# [TASK]
Drop all images and give the records again exactly.

[A run of records]
______________________________
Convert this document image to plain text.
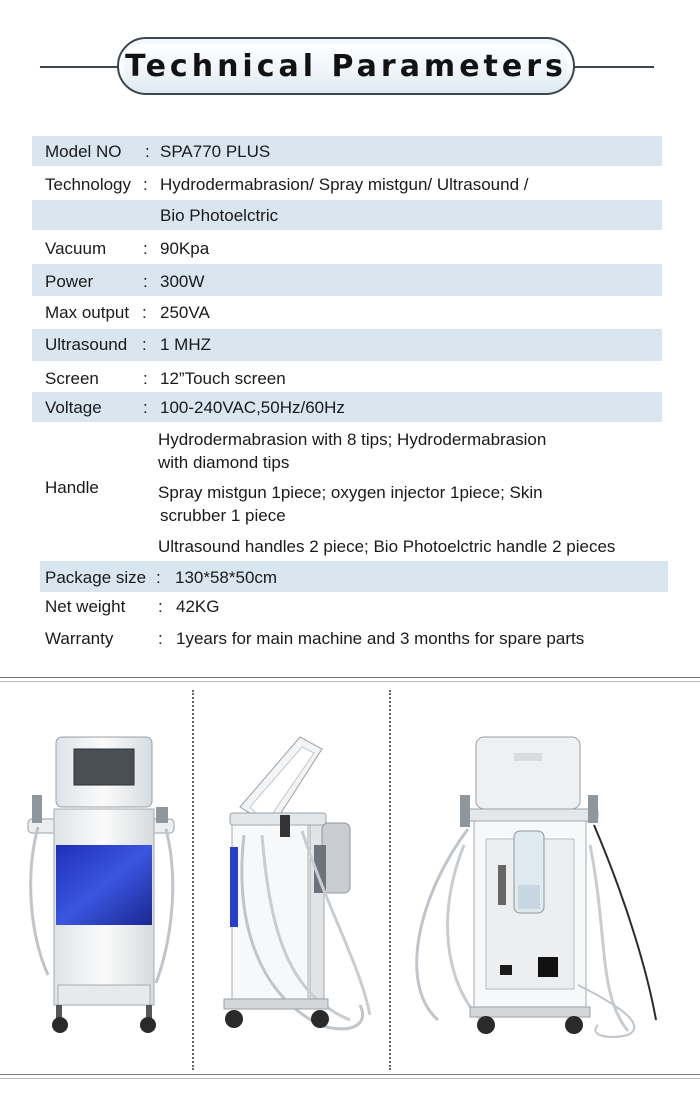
Technical Parameters
Model NO : SPA770 PLUS
Technology : Hydrodermabrasion/ Spray mistgun/ Ultrasound /
Bio Photoelctric
Vacuum : 90Kpa
Power	: 300W
Max output : 250VA
Ultrasound : 1 MHZ
Screen	: 12”Touch screen
Voltage : 100-240VAC,50Hz/60Hz
Handle
Hydrodermabrasion with 8 tips; Hydrodermabrasion
with diamond tips
Spray mistgun 1piece; oxygen injector 1piece; Skin
scrubber 1 piece
Ultrasound handles 2 piece; Bio Photoelctric handle 2 pieces
Package size : 130*58*50cm
Net weight : 42KG
Warranty	: 1years for main machine and 3 months for spare parts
______________________________
# [RESULT OF THE TASK]
Convert this document image to plain text.
Technical Parameters
Model NO : SPA770 PLUS
Technology : Hydrodermabrasion/ Spray mistgun/ Ultrasound /
Bio Photoelctric
Vacuum : 90Kpa
Power	: 300W
Max output : 250VA
Ultrasound : 1 MHZ
Screen	: 12”Touch screen
Voltage : 100-240VAC,50Hz/60Hz
Handle
Hydrodermabrasion with 8 tips; Hydrodermabrasion
with diamond tips
Spray mistgun 1piece; oxygen injector 1piece; Skin
scrubber 1 piece
Ultrasound handles 2 piece; Bio Photoelctric handle 2 pieces
Package size : 130*58*50cm
Net weight : 42KG
Warranty	: 1years for main machine and 3 months for spare parts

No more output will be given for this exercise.